START SOURCE MATERIAL
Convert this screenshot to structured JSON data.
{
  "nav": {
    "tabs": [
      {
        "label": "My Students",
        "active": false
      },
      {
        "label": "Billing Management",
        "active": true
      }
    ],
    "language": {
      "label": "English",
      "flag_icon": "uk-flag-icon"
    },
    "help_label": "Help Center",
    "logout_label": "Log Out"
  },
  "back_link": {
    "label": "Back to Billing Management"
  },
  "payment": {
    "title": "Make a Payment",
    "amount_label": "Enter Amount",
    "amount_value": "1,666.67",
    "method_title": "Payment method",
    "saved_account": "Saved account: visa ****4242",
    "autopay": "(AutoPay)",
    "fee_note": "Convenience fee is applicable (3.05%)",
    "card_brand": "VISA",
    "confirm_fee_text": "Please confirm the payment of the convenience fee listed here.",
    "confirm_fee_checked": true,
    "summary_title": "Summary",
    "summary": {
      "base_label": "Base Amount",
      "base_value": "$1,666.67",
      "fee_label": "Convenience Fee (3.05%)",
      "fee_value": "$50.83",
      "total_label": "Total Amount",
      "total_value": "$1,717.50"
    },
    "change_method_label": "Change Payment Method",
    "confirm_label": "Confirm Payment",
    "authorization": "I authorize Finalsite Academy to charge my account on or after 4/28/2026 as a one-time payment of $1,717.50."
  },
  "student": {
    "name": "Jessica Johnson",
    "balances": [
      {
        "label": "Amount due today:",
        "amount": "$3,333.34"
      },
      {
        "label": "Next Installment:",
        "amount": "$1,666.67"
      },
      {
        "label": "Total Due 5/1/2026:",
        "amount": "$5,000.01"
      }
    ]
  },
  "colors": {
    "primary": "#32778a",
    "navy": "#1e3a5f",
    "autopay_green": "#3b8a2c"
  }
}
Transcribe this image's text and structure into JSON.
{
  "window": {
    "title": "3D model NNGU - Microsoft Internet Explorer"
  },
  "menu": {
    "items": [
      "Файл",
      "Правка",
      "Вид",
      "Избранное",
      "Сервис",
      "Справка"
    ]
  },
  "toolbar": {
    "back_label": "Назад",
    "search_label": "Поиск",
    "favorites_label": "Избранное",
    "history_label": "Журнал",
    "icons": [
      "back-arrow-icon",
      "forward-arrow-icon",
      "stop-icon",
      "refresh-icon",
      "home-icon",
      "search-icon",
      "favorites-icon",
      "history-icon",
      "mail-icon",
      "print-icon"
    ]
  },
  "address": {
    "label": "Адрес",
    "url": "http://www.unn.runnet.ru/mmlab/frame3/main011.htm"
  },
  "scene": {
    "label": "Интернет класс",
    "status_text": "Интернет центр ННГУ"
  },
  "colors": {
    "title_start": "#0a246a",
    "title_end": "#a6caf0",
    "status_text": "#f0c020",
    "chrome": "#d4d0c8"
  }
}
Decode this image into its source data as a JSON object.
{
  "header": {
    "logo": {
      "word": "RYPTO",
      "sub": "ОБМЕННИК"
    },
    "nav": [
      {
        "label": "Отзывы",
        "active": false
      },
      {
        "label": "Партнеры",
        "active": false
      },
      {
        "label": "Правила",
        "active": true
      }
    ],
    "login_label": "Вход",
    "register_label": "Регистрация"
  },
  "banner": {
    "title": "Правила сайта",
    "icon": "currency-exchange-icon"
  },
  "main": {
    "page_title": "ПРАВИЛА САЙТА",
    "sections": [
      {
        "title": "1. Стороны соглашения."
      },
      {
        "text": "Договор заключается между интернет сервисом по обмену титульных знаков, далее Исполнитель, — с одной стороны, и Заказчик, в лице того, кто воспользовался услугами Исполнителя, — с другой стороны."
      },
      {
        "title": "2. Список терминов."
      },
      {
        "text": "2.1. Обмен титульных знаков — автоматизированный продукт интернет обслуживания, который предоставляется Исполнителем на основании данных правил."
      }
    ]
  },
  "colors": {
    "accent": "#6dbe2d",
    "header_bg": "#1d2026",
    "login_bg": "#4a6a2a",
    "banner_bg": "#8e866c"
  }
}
END SOURCE MATERIAL
**WORK TO BE COMPLETED**:
Type out the entries again, word for word.

**FULL OUTPUT**:
Convert this screenshot to structured JSON data.
{
  "nav": {
    "tabs": [
      {
        "label": "My Students",
        "active": false
      },
      {
        "label": "Billing Management",
        "active": true
      }
    ],
    "language": {
      "label": "English",
      "flag_icon": "uk-flag-icon"
    },
    "help_label": "Help Center",
    "logout_label": "Log Out"
  },
  "back_link": {
    "label": "Back to Billing Management"
  },
  "payment": {
    "title": "Make a Payment",
    "amount_label": "Enter Amount",
    "amount_value": "1,666.67",
    "method_title": "Payment method",
    "saved_account": "Saved account: visa ****4242",
    "autopay": "(AutoPay)",
    "fee_note": "Convenience fee is applicable (3.05%)",
    "card_brand": "VISA",
    "confirm_fee_text": "Please confirm the payment of the convenience fee listed here.",
    "confirm_fee_checked": true,
    "summary_title": "Summary",
    "summary": {
      "base_label": "Base Amount",
      "base_value": "$1,666.67",
      "fee_label": "Convenience Fee (3.05%)",
      "fee_value": "$50.83",
      "total_label": "Total Amount",
      "total_value": "$1,717.50"
    },
    "change_method_label": "Change Payment Method",
    "confirm_label": "Confirm Payment",
    "authorization": "I authorize Finalsite Academy to charge my account on or after 4/28/2026 as a one-time payment of $1,717.50."
  },
  "student": {
    "name": "Jessica Johnson",
    "balances": [
      {
        "label": "Amount due today:",
        "amount": "$3,333.34"
      },
      {
        "label": "Next Installment:",
        "amount": "$1,666.67"
      },
      {
        "label": "Total Due 5/1/2026:",
        "amount": "$5,000.01"
      }
    ]
  },
  "colors": {
    "primary": "#32778a",
    "navy": "#1e3a5f",
    "autopay_green": "#3b8a2c"
  }
}
Transcribe this image's text and structure into JSON.
{
  "window": {
    "title": "3D model NNGU - Microsoft Internet Explorer"
  },
  "menu": {
    "items": [
      "Файл",
      "Правка",
      "Вид",
      "Избранное",
      "Сервис",
      "Справка"
    ]
  },
  "toolbar": {
    "back_label": "Назад",
    "search_label": "Поиск",
    "favorites_label": "Избранное",
    "history_label": "Журнал",
    "icons": [
      "back-arrow-icon",
      "forward-arrow-icon",
      "stop-icon",
      "refresh-icon",
      "home-icon",
      "search-icon",
      "favorites-icon",
      "history-icon",
      "mail-icon",
      "print-icon"
    ]
  },
  "address": {
    "label": "Адрес",
    "url": "http://www.unn.runnet.ru/mmlab/frame3/main011.htm"
  },
  "scene": {
    "label": "Интернет класс",
    "status_text": "Интернет центр ННГУ"
  },
  "colors": {
    "title_start": "#0a246a",
    "title_end": "#a6caf0",
    "status_text": "#f0c020",
    "chrome": "#d4d0c8"
  }
}
Decode this image into its source data as a JSON object.
{
  "header": {
    "logo": {
      "word": "RYPTO",
      "sub": "ОБМЕННИК"
    },
    "nav": [
      {
        "label": "Отзывы",
        "active": false
      },
      {
        "label": "Партнеры",
        "active": false
      },
      {
        "label": "Правила",
        "active": true
      }
    ],
    "login_label": "Вход",
    "register_label": "Регистрация"
  },
  "banner": {
    "title": "Правила сайта",
    "icon": "currency-exchange-icon"
  },
  "main": {
    "page_title": "ПРАВИЛА САЙТА",
    "sections": [
      {
        "title": "1. Стороны соглашения."
      },
      {
        "text": "Договор заключается между интернет сервисом по обмену титульных знаков, далее Исполнитель, — с одной стороны, и Заказчик, в лице того, кто воспользовался услугами Исполнителя, — с другой стороны."
      },
      {
        "title": "2. Список терминов."
      },
      {
        "text": "2.1. Обмен титульных знаков — автоматизированный продукт интернет обслуживания, который предоставляется Исполнителем на основании данных правил."
      }
    ]
  },
  "colors": {
    "accent": "#6dbe2d",
    "header_bg": "#1d2026",
    "login_bg": "#4a6a2a",
    "banner_bg": "#8e866c"
  }
}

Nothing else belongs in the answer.